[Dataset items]

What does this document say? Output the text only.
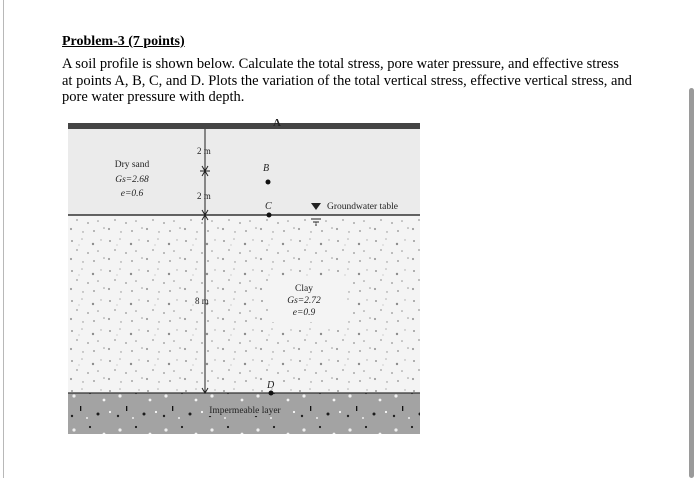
Problem-3 (7 points)
A soil profile is shown below. Calculate the total stress, pore water pressure, and effective stress at points A, B, C, and D. Plots the variation of the total vertical stress, effective vertical stress, and pore water pressure with depth.
A
B
C
D
2 m
2 m
8 m
Dry sand
Gs=2.68
e=0.6
Groundwater table
Clay
Gs=2.72
e=0.9
Impermeable layer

▶ [DIRECTIONS]: Print the records above exactly as they stand, but leave out the pictures.

▶ [TASK OUTPUT]:
What does this document say? Output the text only.
Problem-3 (7 points)
A soil profile is shown below. Calculate the total stress, pore water pressure, and effective stress at points A, B, C, and D. Plots the variation of the total vertical stress, effective vertical stress, and pore water pressure with depth.
A
B
C
D
2 m
2 m
8 m
Dry sand
Gs=2.68
e=0.6
Groundwater table
Clay
Gs=2.72
e=0.9
Impermeable layer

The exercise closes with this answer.